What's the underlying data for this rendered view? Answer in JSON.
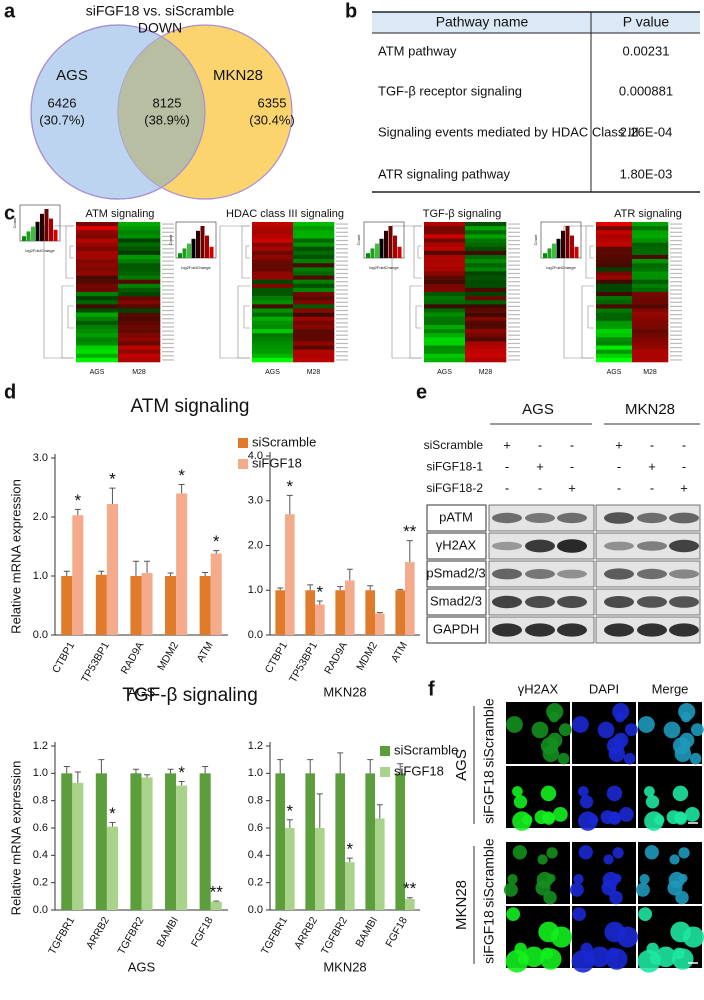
{
  "panel_labels": [
    "a",
    "b",
    "c",
    "d",
    "e",
    "f"
  ],
  "venn": {
    "title": "siFGF18 vs. siScramble",
    "subtitle": "DOWN",
    "sets": [
      "AGS",
      "MKN28"
    ],
    "regions": [
      {
        "count": "6426",
        "percent": "(30.7%)"
      },
      {
        "count": "8125",
        "percent": "(38.9%)"
      },
      {
        "count": "6355",
        "percent": "(30.4%)"
      }
    ]
  },
  "table": {
    "header": [
      "Pathway name",
      "P value"
    ],
    "rows": [
      [
        "ATM pathway",
        "0.00231"
      ],
      [
        "TGF-β receptor signaling",
        "0.000881"
      ],
      [
        "Signaling events mediated by HDAC Class III",
        "2.26E-04"
      ],
      [
        "ATR signaling pathway",
        "1.80E-03"
      ]
    ]
  },
  "heatmaps": {
    "hist_ylabel": "Count",
    "hist_xlabel": "log2FoldChange",
    "panels": [
      {
        "title": "ATM signaling",
        "columns": [
          "AGS",
          "M28"
        ]
      },
      {
        "title": "HDAC class III signaling",
        "columns": [
          "AGS",
          "M28"
        ]
      },
      {
        "title": "TGF-β signaling",
        "columns": [
          "AGS",
          "M28"
        ]
      },
      {
        "title": "ATR signaling",
        "columns": [
          "AGS",
          "M28"
        ]
      }
    ]
  },
  "section_titles": [
    "ATM signaling",
    "TGF-β signaling"
  ],
  "chart_data": [
    {
      "type": "bar",
      "ylabel": "Relative mRNA expression",
      "xlabel": "AGS",
      "legend": "right",
      "categories": [
        "CTBP1",
        "TP53BP1",
        "RAD9A",
        "MDM2",
        "ATM"
      ],
      "ylim": [
        0,
        3
      ],
      "yticks": [
        {
          "value": 0,
          "label": "0.0"
        },
        {
          "value": 1,
          "label": "1.0"
        },
        {
          "value": 2,
          "label": "2.0"
        },
        {
          "value": 3,
          "label": "3.0"
        }
      ],
      "series": [
        {
          "name": "siScramble",
          "color": "#e07b2b",
          "values": [
            1,
            1.02,
            1,
            1,
            1
          ],
          "errors": [
            0.08,
            0.06,
            0.25,
            0.05,
            0.06
          ]
        },
        {
          "name": "siFGF18",
          "color": "#f4ab8c",
          "values": [
            2.03,
            2.22,
            1.05,
            2.4,
            1.38
          ],
          "errors": [
            0.1,
            0.27,
            0.2,
            0.15,
            0.05
          ],
          "significance": [
            "*",
            "*",
            null,
            "*",
            "*"
          ]
        }
      ]
    },
    {
      "type": "bar",
      "xlabel": "MKN28",
      "categories": [
        "CTBP1",
        "TP53BP1",
        "RAD9A",
        "MDM2",
        "ATM"
      ],
      "ylim": [
        0,
        4
      ],
      "yticks": [
        {
          "value": 0,
          "label": "0.0"
        },
        {
          "value": 1,
          "label": "1.0"
        },
        {
          "value": 2,
          "label": "2.0"
        },
        {
          "value": 3,
          "label": "3.0"
        },
        {
          "value": 4,
          "label": "4.0"
        }
      ],
      "series": [
        {
          "color": "#e07b2b",
          "values": [
            1,
            1,
            1,
            1,
            1
          ],
          "errors": [
            0.05,
            0.12,
            0.08,
            0.1,
            0.02
          ]
        },
        {
          "color": "#f4ab8c",
          "values": [
            2.7,
            0.68,
            1.22,
            0.48,
            1.63
          ],
          "errors": [
            0.42,
            0.08,
            0.25,
            0.02,
            0.48
          ],
          "significance": [
            "*",
            "*",
            null,
            null,
            "**"
          ]
        }
      ]
    },
    {
      "type": "bar",
      "ylabel": "Relative mRNA expression",
      "xlabel": "AGS",
      "categories": [
        "TGFBR1",
        "ARRB2",
        "TGFBR2",
        "BAMBI",
        "FGF18"
      ],
      "ylim": [
        0,
        1.2
      ],
      "yticks": [
        {
          "value": 0,
          "label": "0.0"
        },
        0.2,
        0.4,
        0.6,
        0.8,
        {
          "value": 1,
          "label": "1.0"
        },
        1.2
      ],
      "series": [
        {
          "color": "#5c9e3c",
          "values": [
            1,
            1,
            1,
            1,
            1
          ],
          "errors": [
            0.05,
            0.1,
            0.03,
            0.03,
            0.05
          ]
        },
        {
          "color": "#a9d38b",
          "values": [
            0.93,
            0.61,
            0.97,
            0.91,
            0.06
          ],
          "errors": [
            0.08,
            0.03,
            0.02,
            0.03,
            0.005
          ],
          "significance": [
            null,
            "*",
            null,
            "*",
            "**"
          ]
        }
      ]
    },
    {
      "type": "bar",
      "xlabel": "MKN28",
      "legend": "upper right",
      "categories": [
        "TGFBR1",
        "ARRB2",
        "TGFBR2",
        "BAMBI",
        "FGF18"
      ],
      "ylim": [
        0,
        1.2
      ],
      "yticks": [
        {
          "value": 0,
          "label": "0.0"
        },
        0.2,
        0.4,
        0.6,
        0.8,
        {
          "value": 1,
          "label": "1.0"
        },
        1.2
      ],
      "series": [
        {
          "name": "siScramble",
          "color": "#5c9e3c",
          "values": [
            1,
            1,
            1,
            1,
            1
          ],
          "errors": [
            0.1,
            0.1,
            0.15,
            0.1,
            0.07
          ]
        },
        {
          "name": "siFGF18",
          "color": "#a9d38b",
          "values": [
            0.6,
            0.6,
            0.35,
            0.67,
            0.08
          ],
          "errors": [
            0.06,
            0.25,
            0.03,
            0.1,
            0.01
          ],
          "significance": [
            "*",
            null,
            "*",
            null,
            "**"
          ]
        }
      ]
    }
  ],
  "western": {
    "cell_lines": [
      "AGS",
      "MKN28"
    ],
    "conditions": [
      {
        "label": "siScramble",
        "marks": [
          "+",
          "-",
          "-",
          "+",
          "-",
          "-"
        ]
      },
      {
        "label": "siFGF18-1",
        "marks": [
          "-",
          "+",
          "-",
          "-",
          "+",
          "-"
        ]
      },
      {
        "label": "siFGF18-2",
        "marks": [
          "-",
          "-",
          "+",
          "-",
          "-",
          "+"
        ]
      }
    ],
    "proteins": [
      "pATM",
      "γH2AX",
      "pSmad2/3",
      "Smad2/3",
      "GAPDH"
    ]
  },
  "imaging": {
    "channels": [
      "γH2AX",
      "DAPI",
      "Merge"
    ],
    "cell_lines": [
      {
        "name": "AGS",
        "conditions": [
          "siScramble",
          "siFGF18"
        ]
      },
      {
        "name": "MKN28",
        "conditions": [
          "siScramble",
          "siFGF18"
        ]
      }
    ]
  }
}
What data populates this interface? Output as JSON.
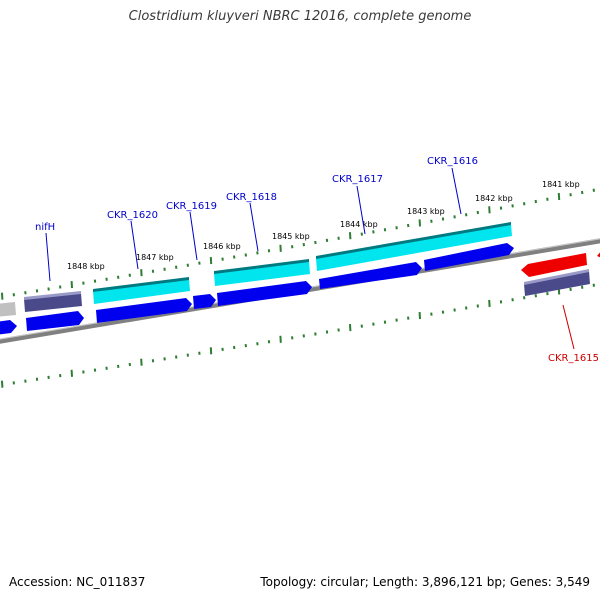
{
  "title": "Clostridium kluyveri NBRC 12016, complete genome",
  "accession": "Accession: NC_011837",
  "summary": "Topology: circular; Length: 3,896,121 bp; Genes: 3,549",
  "colors": {
    "gene_label": "#0000cc",
    "highlight_label": "#cc0000",
    "tick": "#2e7d32",
    "cds_forward": "#0000ee",
    "gene_track": "#4a4a8a",
    "rrna_cyan": "#00e5ee",
    "selected_red": "#ee0000",
    "backbone": "#808080"
  },
  "kbp_labels": [
    "1848 kbp",
    "1847 kbp",
    "1846 kbp",
    "1845 kbp",
    "1844 kbp",
    "1843 kbp",
    "1842 kbp",
    "1841 kbp"
  ],
  "genes": [
    {
      "label": "nifH",
      "kind": "normal"
    },
    {
      "label": "CKR_1620",
      "kind": "normal"
    },
    {
      "label": "CKR_1619",
      "kind": "normal"
    },
    {
      "label": "CKR_1618",
      "kind": "normal"
    },
    {
      "label": "CKR_1617",
      "kind": "normal"
    },
    {
      "label": "CKR_1616",
      "kind": "normal"
    },
    {
      "label": "CKR_1615",
      "kind": "highlight"
    }
  ]
}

--- --- ---

**Brief**
Scan the listing above and work out how many of its lines contain the word "JSON". Report only that number.

**Task response**
2